▸ Task details
Only the number is wanted: count the lines that contain "сердечно".

Records from a collection
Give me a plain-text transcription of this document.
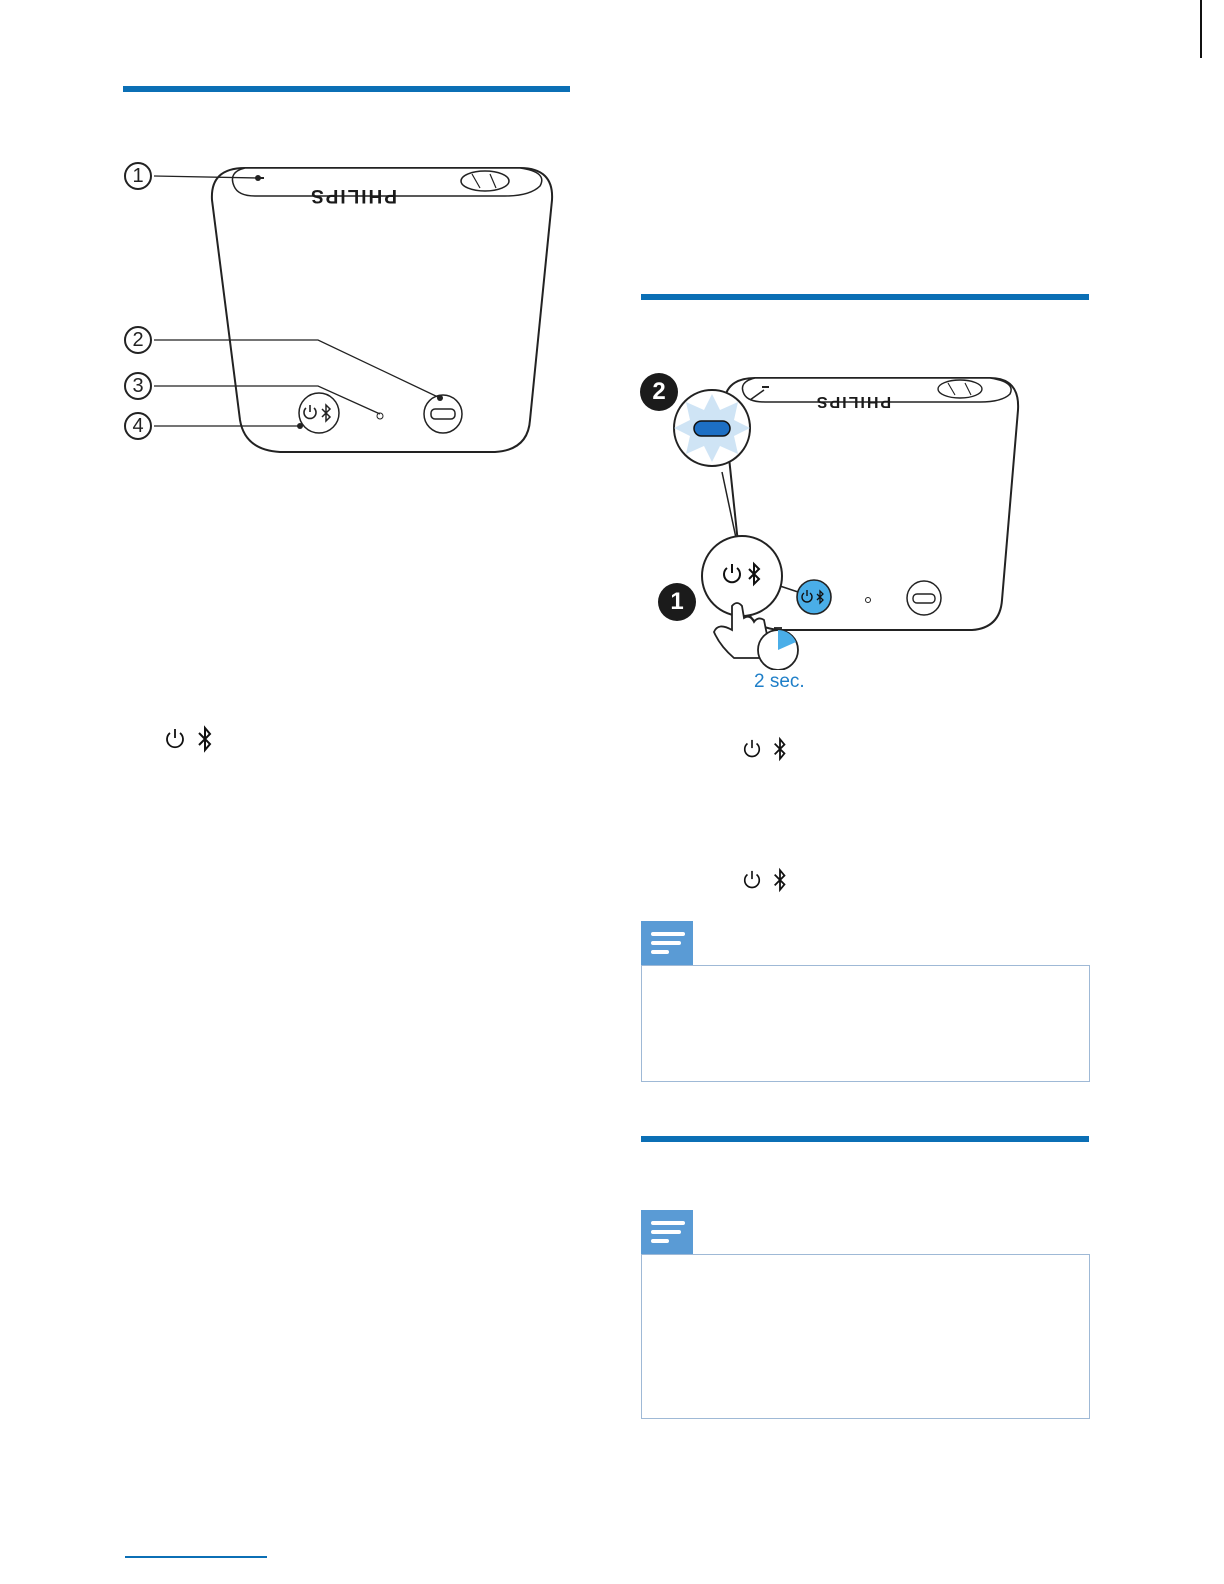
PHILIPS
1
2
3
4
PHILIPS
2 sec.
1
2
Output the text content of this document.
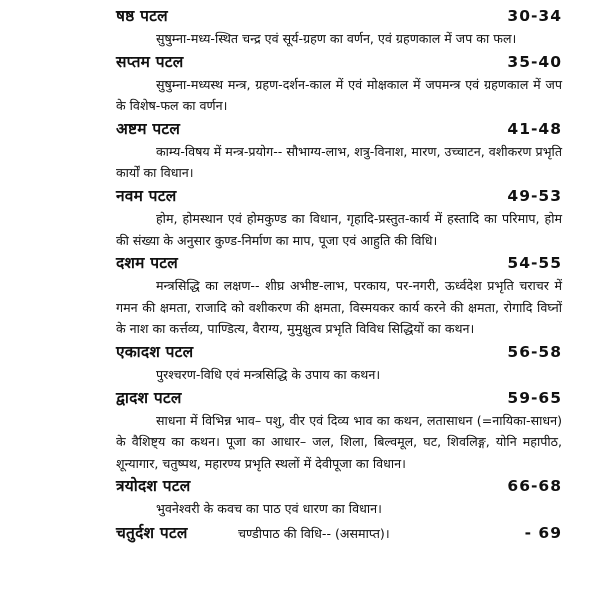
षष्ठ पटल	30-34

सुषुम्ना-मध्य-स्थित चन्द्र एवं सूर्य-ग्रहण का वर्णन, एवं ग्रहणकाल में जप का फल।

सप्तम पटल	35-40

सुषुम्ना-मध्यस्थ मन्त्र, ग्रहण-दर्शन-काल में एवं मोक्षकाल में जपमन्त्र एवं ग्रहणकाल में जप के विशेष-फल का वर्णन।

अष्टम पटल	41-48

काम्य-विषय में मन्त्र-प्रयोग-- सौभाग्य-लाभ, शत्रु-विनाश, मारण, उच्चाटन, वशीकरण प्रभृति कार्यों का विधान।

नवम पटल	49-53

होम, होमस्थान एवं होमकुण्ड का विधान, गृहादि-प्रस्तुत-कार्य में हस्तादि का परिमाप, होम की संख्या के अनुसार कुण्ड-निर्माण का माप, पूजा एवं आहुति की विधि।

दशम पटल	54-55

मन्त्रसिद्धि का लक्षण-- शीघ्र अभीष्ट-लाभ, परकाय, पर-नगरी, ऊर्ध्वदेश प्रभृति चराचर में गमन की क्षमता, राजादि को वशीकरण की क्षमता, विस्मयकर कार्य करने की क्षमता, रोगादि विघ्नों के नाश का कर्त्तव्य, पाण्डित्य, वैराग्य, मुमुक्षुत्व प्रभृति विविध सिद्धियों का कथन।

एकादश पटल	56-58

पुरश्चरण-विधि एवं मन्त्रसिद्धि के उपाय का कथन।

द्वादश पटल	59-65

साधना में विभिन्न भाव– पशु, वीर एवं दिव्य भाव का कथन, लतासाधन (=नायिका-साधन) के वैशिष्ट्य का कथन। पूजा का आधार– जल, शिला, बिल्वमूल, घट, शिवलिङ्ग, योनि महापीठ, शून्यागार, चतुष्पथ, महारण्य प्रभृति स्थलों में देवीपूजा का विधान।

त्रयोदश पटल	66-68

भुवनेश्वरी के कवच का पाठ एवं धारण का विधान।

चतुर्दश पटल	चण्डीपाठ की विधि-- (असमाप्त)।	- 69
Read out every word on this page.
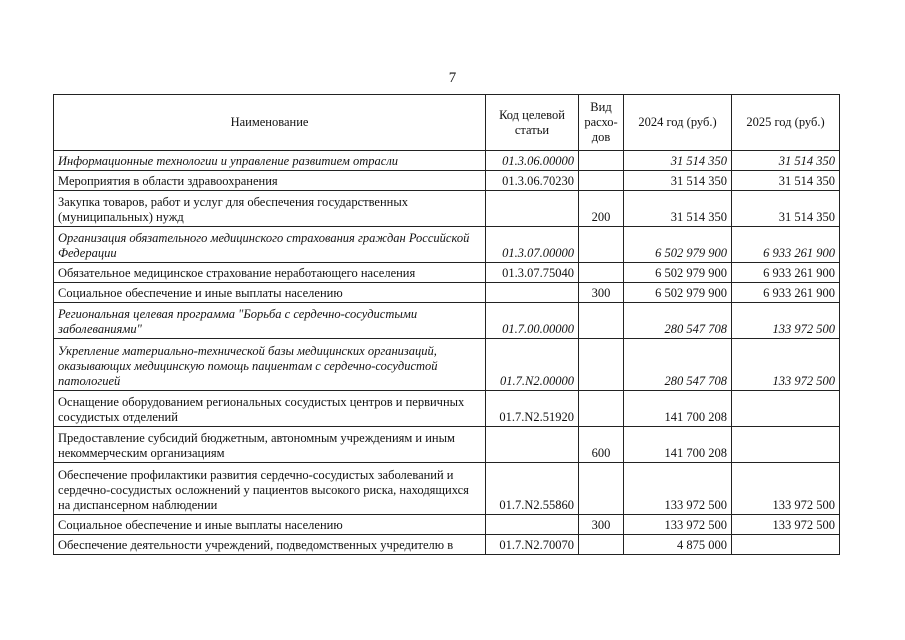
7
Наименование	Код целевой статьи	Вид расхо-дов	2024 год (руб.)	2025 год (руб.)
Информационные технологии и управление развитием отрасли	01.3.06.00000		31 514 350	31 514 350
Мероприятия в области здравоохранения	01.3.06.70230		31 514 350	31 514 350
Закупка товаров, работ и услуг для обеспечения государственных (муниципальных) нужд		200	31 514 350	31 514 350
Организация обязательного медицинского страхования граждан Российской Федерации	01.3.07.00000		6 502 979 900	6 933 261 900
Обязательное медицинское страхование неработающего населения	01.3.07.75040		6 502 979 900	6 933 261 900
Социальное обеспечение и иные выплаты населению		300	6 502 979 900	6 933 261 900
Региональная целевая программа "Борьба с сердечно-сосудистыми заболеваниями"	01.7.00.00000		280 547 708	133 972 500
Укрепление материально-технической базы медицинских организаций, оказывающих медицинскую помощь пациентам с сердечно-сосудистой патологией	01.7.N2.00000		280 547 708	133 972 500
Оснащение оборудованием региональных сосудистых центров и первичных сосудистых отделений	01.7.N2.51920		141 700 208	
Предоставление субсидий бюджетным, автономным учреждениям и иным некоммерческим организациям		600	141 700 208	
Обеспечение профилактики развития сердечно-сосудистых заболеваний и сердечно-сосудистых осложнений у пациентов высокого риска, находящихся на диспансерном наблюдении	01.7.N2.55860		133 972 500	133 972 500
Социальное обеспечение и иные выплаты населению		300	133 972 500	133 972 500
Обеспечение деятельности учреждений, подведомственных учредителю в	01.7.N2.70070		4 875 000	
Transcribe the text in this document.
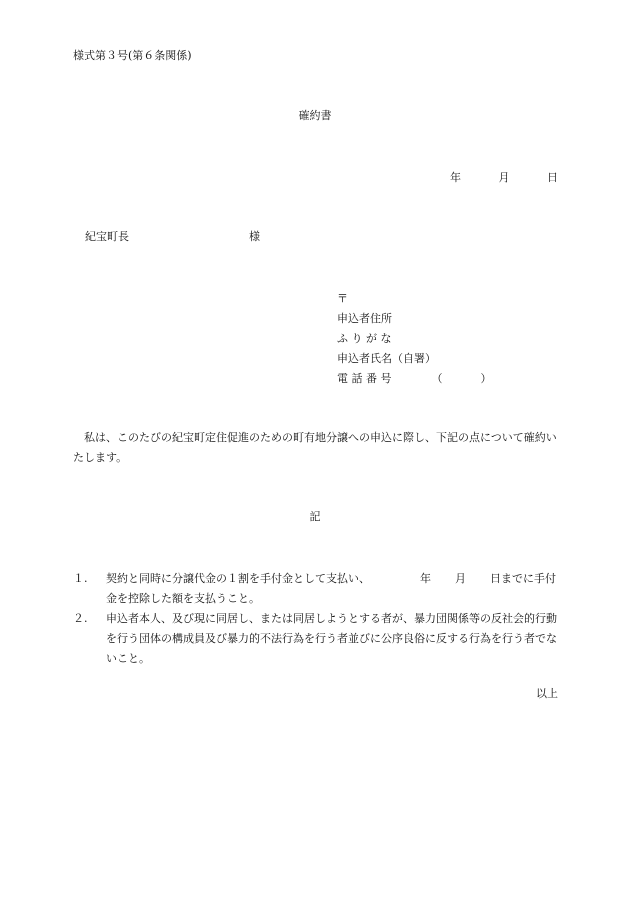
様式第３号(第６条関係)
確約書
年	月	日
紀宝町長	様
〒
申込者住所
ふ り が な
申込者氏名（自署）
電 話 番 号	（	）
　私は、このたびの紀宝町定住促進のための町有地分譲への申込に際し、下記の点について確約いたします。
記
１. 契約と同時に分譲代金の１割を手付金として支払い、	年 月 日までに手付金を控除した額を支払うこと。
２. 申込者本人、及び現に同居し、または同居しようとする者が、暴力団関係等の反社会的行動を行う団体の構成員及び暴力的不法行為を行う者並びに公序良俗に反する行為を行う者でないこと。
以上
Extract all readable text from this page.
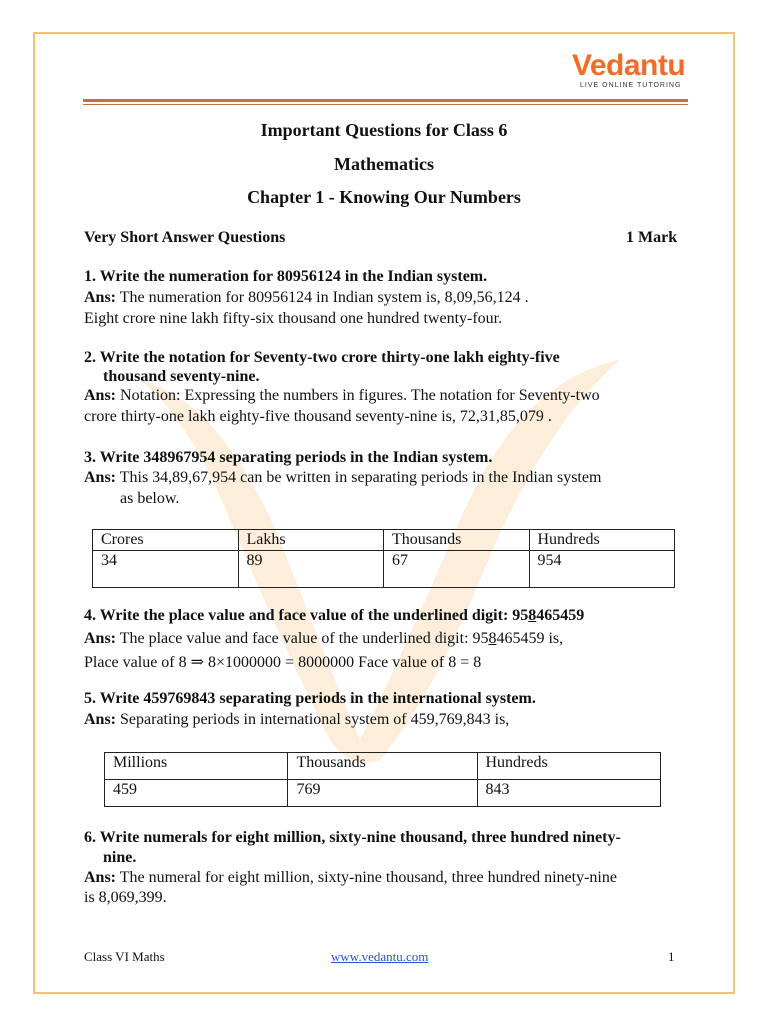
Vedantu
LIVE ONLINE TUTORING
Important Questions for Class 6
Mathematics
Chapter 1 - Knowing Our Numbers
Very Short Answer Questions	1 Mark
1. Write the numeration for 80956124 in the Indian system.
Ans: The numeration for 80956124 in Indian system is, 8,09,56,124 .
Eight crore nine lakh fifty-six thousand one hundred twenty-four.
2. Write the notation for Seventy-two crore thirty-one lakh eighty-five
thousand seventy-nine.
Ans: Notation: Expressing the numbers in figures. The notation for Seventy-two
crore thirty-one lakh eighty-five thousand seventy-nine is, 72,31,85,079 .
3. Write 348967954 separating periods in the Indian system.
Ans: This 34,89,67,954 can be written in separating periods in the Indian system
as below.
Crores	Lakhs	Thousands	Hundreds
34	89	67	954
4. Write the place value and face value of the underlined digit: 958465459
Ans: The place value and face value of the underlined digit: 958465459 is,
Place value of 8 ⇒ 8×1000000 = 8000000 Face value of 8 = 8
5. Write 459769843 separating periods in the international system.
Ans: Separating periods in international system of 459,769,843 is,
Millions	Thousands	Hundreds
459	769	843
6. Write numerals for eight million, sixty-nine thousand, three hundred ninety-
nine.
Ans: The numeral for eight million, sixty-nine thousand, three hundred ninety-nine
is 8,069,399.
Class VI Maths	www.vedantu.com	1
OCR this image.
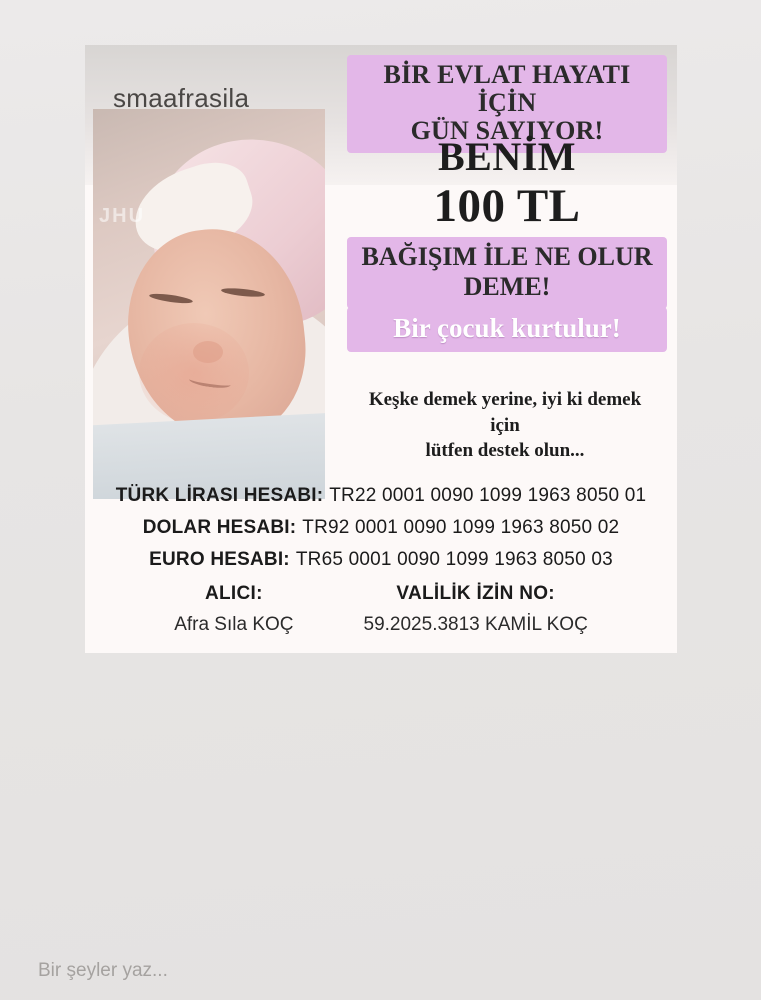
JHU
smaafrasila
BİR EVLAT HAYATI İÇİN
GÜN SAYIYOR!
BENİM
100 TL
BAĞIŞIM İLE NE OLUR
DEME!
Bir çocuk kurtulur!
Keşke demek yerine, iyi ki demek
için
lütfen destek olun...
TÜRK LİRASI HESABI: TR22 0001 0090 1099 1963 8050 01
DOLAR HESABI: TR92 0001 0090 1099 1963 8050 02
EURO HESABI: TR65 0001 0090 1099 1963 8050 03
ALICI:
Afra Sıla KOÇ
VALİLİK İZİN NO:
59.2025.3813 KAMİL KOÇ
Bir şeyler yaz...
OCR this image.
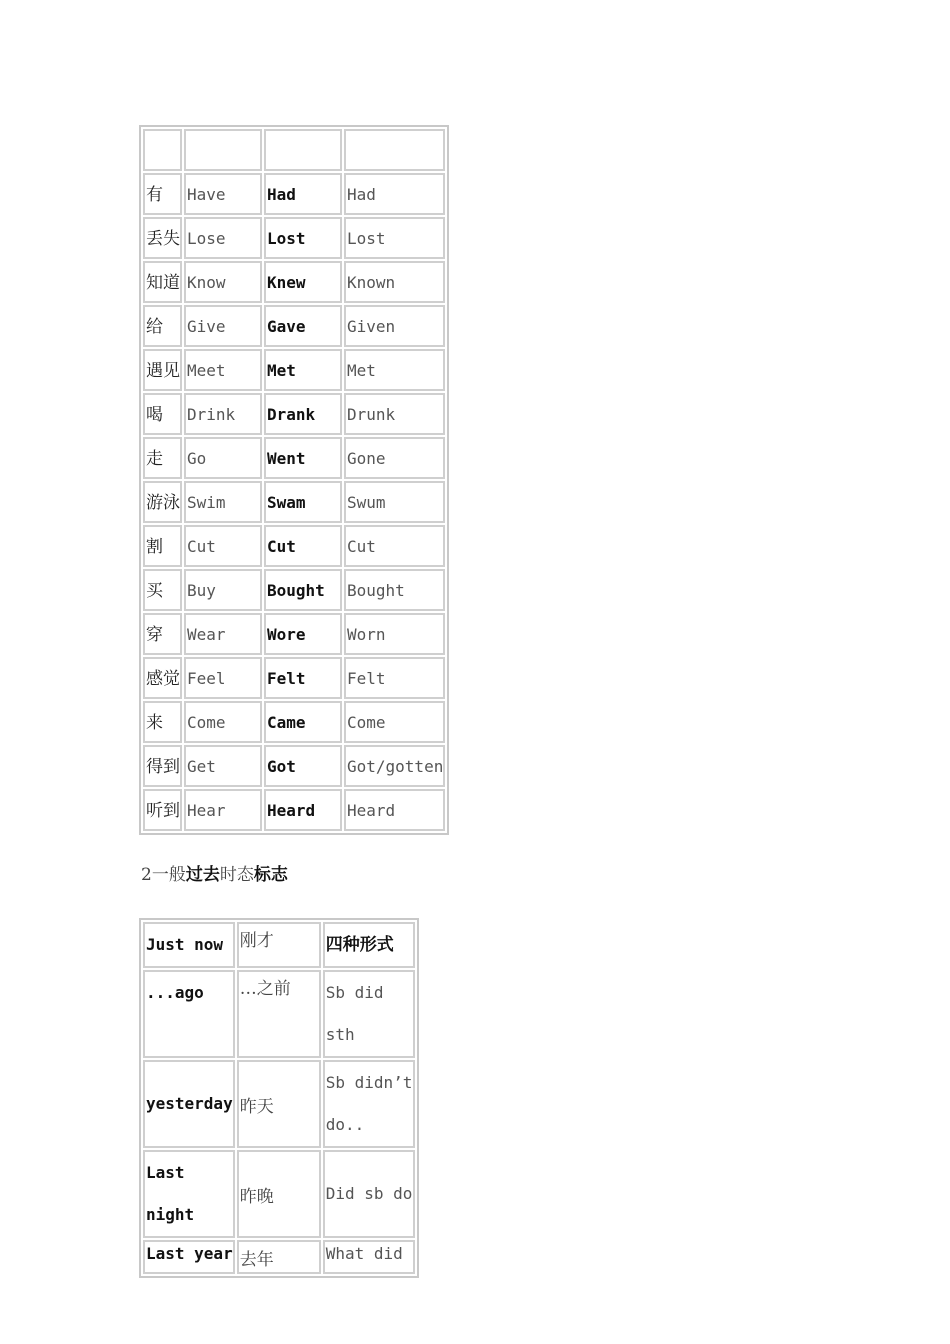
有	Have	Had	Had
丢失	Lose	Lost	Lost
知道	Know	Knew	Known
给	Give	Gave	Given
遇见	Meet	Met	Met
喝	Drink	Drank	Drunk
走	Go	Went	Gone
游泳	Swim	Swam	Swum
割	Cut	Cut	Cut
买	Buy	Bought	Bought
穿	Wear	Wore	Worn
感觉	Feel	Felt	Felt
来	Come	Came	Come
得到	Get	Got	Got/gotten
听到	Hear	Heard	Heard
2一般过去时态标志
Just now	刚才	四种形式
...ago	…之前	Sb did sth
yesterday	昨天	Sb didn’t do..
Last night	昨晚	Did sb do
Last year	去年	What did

▸ Result
3